- _EXTRACT_
....................
A total solar eclipse occurred on June 16, 1806. A solar eclipse occurs when the Moon passes between Earth and the Sun, thereby totally or partly obscuring the image of the Sun for a viewer on Earth. A total solar eclipse occurs when the Moon's apparent diameter is larger than the Sun's, blocking all direct sunlight, turning day into darkness. Totality occurs in a narrow path across Earth's surface, with the partial solar eclipse visible over a surrounding region thousands of kilometres wide.
Totality was visible in a diagonal path across the United States, and ended in North Africa.

Observations

It has been called Tecumseh's Eclipse after the Shawnee chief, Tecumseh. He realized that the only hope for the various tribes in east and central North America was to join together. He was assisted by his brother, Tenskwatawa, called The Prophet, who called for a rejection of European influence and a return to traditional values. This tribal unity threatened William Henry Harrison, the Territorial Governor of Indiana and future 9th President of the United States. Harrison tried to discredit the Shawnee leader by challenging Tenskwatawa to prove his powers. He wrote: "If he (Tenskwatawa) is really a prophet, ask him to cause the Sun to stand still or the Moon to alter its course, the rivers to cease to flow or the dead to rise from their graves."

Tenskwatawa declared that the Great Spirit was angry at Harrison and would give a sign. "Fifty days from this day there will be no cloud in the sky. Yet, when the Sun has reached its highest point, at that moment will the Great Spirit take it into her hand and hide it from us. The darkness of night will thereupon cover us and the stars will shine round about us. The birds will roost and the night creatures will awaken and stir." On that day, there was an eclipse, and Harrison's attempt to divide the Shawnee people backfired spectacularly. Then Tecumseh ordered the Great Spirit to release the sun.
....................
- _PROMPT A_
From the 1806 eclipse passage, copy the part starting at the words "Tenskwatawa declared that" and ending after "release the sun.".
- _PROMPT B_
According to the 1806 eclipse passage, where did the path of totality end?

- _STORED DATA_
....................
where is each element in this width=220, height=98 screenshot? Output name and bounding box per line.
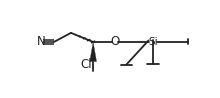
....................
- _TASK RESULT A_
Tenskwatawa declared that the Great Spirit was angry at Harrison and would give a sign. "Fifty days from this day there will be no cloud in the sky. Yet, when the Sun has reached its highest point, at that moment will the Great Spirit take it into her hand and hide it from us. The darkness of night will thereupon cover us and the stars will shine round about us. The birds will roost and the night creatures will awaken and stir." On that day, there was an eclipse, and Harrison's attempt to divide the Shawnee people backfired spectacularly. Then Tecumseh ordered the Great Spirit to release the sun.

- _TASK RESULT B_
In North Africa.